▸ GIVEN PROBLEM
Set down all of the data that follows word for word, without the images.

▸ EXTRACTED MATERIAL
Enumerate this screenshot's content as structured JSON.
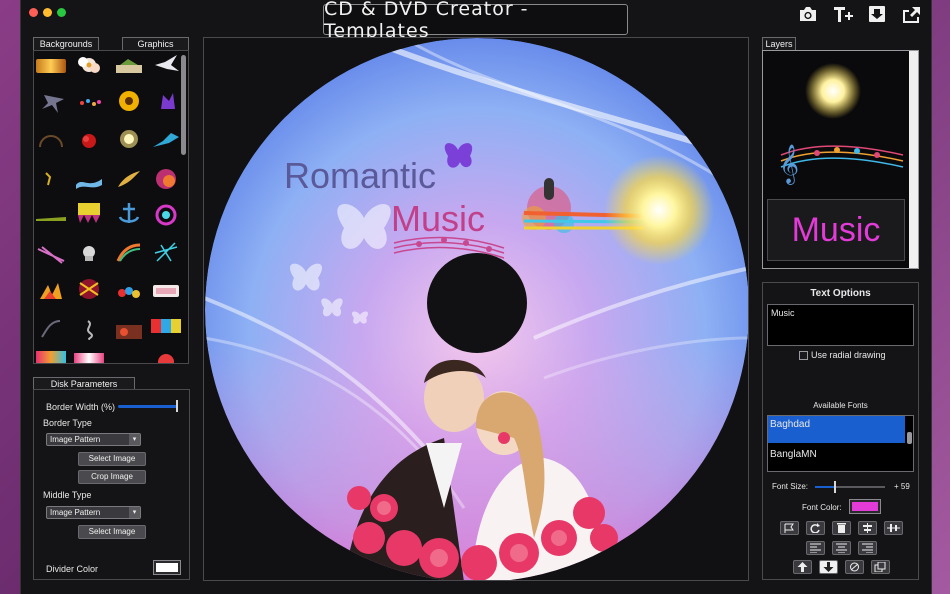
{
  "window": {
    "title": "CD & DVD Creator - Templates"
  },
  "toolbar": {
    "icons": [
      "camera-icon",
      "add-text-icon",
      "download-icon",
      "share-icon"
    ]
  },
  "left_tabs": {
    "backgrounds": "Backgrounds",
    "graphics": "Graphics"
  },
  "disk_parameters": {
    "tab_label": "Disk Parameters",
    "border_width_label": "Border Width (%)",
    "border_type_label": "Border Type",
    "border_type_value": "Image Pattern",
    "select_image_label": "Select Image",
    "crop_image_label": "Crop Image",
    "middle_type_label": "Middle Type",
    "middle_type_value": "Image Pattern",
    "middle_select_image_label": "Select Image",
    "divider_color_label": "Divider Color",
    "divider_color": "#ffffff"
  },
  "disc": {
    "title_line1": "Romantic",
    "title_line2": "Music",
    "title_color1": "#5a5a9a",
    "title_color2": "#c2408a"
  },
  "layers": {
    "tab_label": "Layers",
    "text_layer": "Music",
    "text_layer_color": "#e23bd8"
  },
  "text_options": {
    "title": "Text Options",
    "text_value": "Music",
    "radial_label": "Use radial drawing",
    "radial_checked": false,
    "available_fonts_label": "Available Fonts",
    "fonts": [
      "Baghdad",
      "BanglaMN"
    ],
    "selected_font": "Baghdad",
    "font_size_label": "Font Size:",
    "font_size_value": "+ 59",
    "font_color_label": "Font Color:",
    "font_color": "#e23bd8"
  },
  "colors": {
    "accent_selection": "#1a5fd0",
    "window_bg": "#141416"
  }
}
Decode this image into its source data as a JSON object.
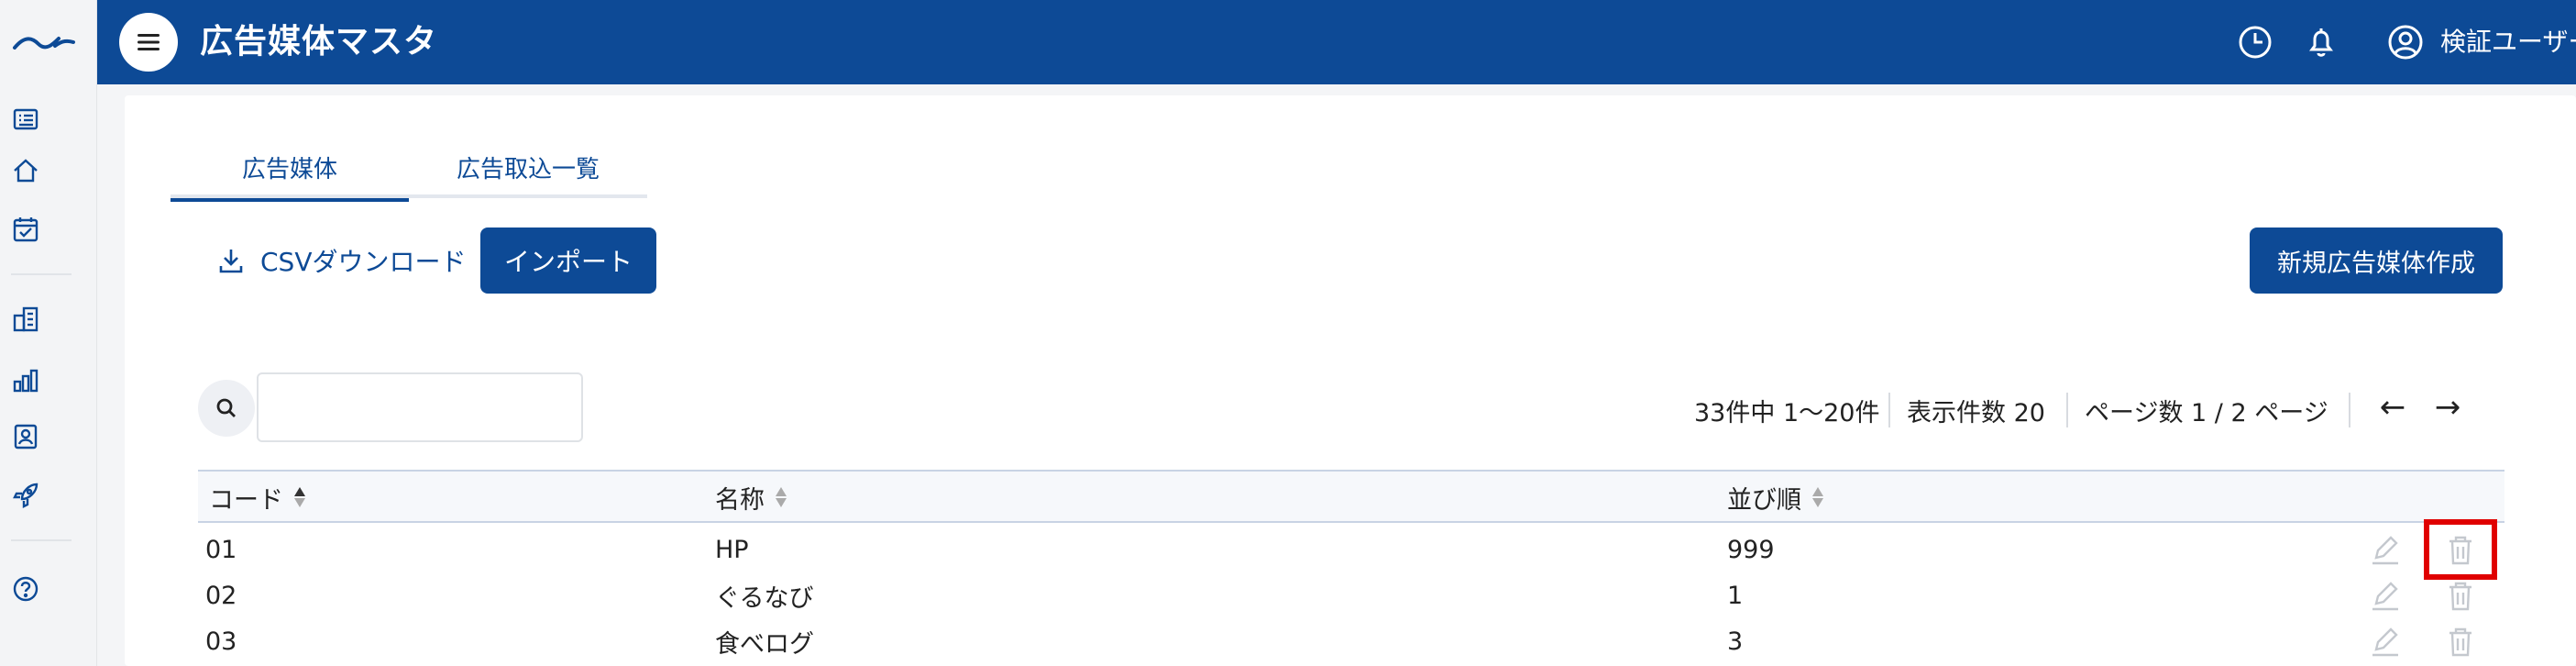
{
  "app": {
    "title": "広告媒体マスタ",
    "user_name": "検証ユーザー"
  },
  "tabs": [
    {
      "label": "広告媒体",
      "active": true
    },
    {
      "label": "広告取込一覧",
      "active": false
    }
  ],
  "toolbar": {
    "csv_label": "CSVダウンロード",
    "import_label": "インポート",
    "new_label": "新規広告媒体作成"
  },
  "search": {
    "value": "",
    "placeholder": ""
  },
  "pagination": {
    "summary": "33件中 1〜20件",
    "per_page": "表示件数 20",
    "pages": "ページ数 1 / 2 ページ",
    "prev": "←",
    "next": "→"
  },
  "table": {
    "columns": [
      "コード",
      "名称",
      "並び順"
    ],
    "rows": [
      {
        "code": "01",
        "name": "HP",
        "order": "999"
      },
      {
        "code": "02",
        "name": "ぐるなび",
        "order": "1"
      },
      {
        "code": "03",
        "name": "食べログ",
        "order": "3"
      }
    ]
  },
  "colors": {
    "primary": "#0d4a96",
    "highlight": "#e00000"
  },
  "icons": {
    "rail": [
      "logo",
      "list-icon",
      "home-icon",
      "calendar-check-icon",
      "building-icon",
      "bar-chart-icon",
      "contact-card-icon",
      "rocket-icon",
      "help-icon"
    ],
    "topbar": [
      "menu-icon",
      "clock-icon",
      "bell-icon",
      "user-circle-icon"
    ]
  }
}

▸ RESULT OF THIS EXERCISE
Enumerate this screenshot's content as structured JSON.
{
  "window": {
    "title": "CD & DVD Creator - Templates"
  },
  "toolbar": {
    "icons": [
      "camera-icon",
      "add-text-icon",
      "download-icon",
      "share-icon"
    ]
  },
  "left_tabs": {
    "backgrounds": "Backgrounds",
    "graphics": "Graphics"
  },
  "disk_parameters": {
    "tab_label": "Disk Parameters",
    "border_width_label": "Border Width (%)",
    "border_type_label": "Border Type",
    "border_type_value": "Image Pattern",
    "select_image_label": "Select Image",
    "crop_image_label": "Crop Image",
    "middle_type_label": "Middle Type",
    "middle_type_value": "Image Pattern",
    "middle_select_image_label": "Select Image",
    "divider_color_label": "Divider Color",
    "divider_color": "#ffffff"
  },
  "disc": {
    "title_line1": "Romantic",
    "title_line2": "Music",
    "title_color1": "#5a5a9a",
    "title_color2": "#c2408a"
  },
  "layers": {
    "tab_label": "Layers",
    "text_layer": "Music",
    "text_layer_color": "#e23bd8"
  },
  "text_options": {
    "title": "Text Options",
    "text_value": "Music",
    "radial_label": "Use radial drawing",
    "radial_checked": false,
    "available_fonts_label": "Available Fonts",
    "fonts": [
      "Baghdad",
      "BanglaMN"
    ],
    "selected_font": "Baghdad",
    "font_size_label": "Font Size:",
    "font_size_value": "+ 59",
    "font_color_label": "Font Color:",
    "font_color": "#e23bd8"
  },
  "colors": {
    "accent_selection": "#1a5fd0",
    "window_bg": "#141416"
  }
}
Decode this image into its source data as a JSON object.
{
  "app": {
    "title": "広告媒体マスタ",
    "user_name": "検証ユーザー"
  },
  "tabs": [
    {
      "label": "広告媒体",
      "active": true
    },
    {
      "label": "広告取込一覧",
      "active": false
    }
  ],
  "toolbar": {
    "csv_label": "CSVダウンロード",
    "import_label": "インポート",
    "new_label": "新規広告媒体作成"
  },
  "search": {
    "value": "",
    "placeholder": ""
  },
  "pagination": {
    "summary": "33件中 1〜20件",
    "per_page": "表示件数 20",
    "pages": "ページ数 1 / 2 ページ",
    "prev": "←",
    "next": "→"
  },
  "table": {
    "columns": [
      "コード",
      "名称",
      "並び順"
    ],
    "rows": [
      {
        "code": "01",
        "name": "HP",
        "order": "999"
      },
      {
        "code": "02",
        "name": "ぐるなび",
        "order": "1"
      },
      {
        "code": "03",
        "name": "食べログ",
        "order": "3"
      }
    ]
  },
  "colors": {
    "primary": "#0d4a96",
    "highlight": "#e00000"
  },
  "icons": {
    "rail": [
      "logo",
      "list-icon",
      "home-icon",
      "calendar-check-icon",
      "building-icon",
      "bar-chart-icon",
      "contact-card-icon",
      "rocket-icon",
      "help-icon"
    ],
    "topbar": [
      "menu-icon",
      "clock-icon",
      "bell-icon",
      "user-circle-icon"
    ]
  }
}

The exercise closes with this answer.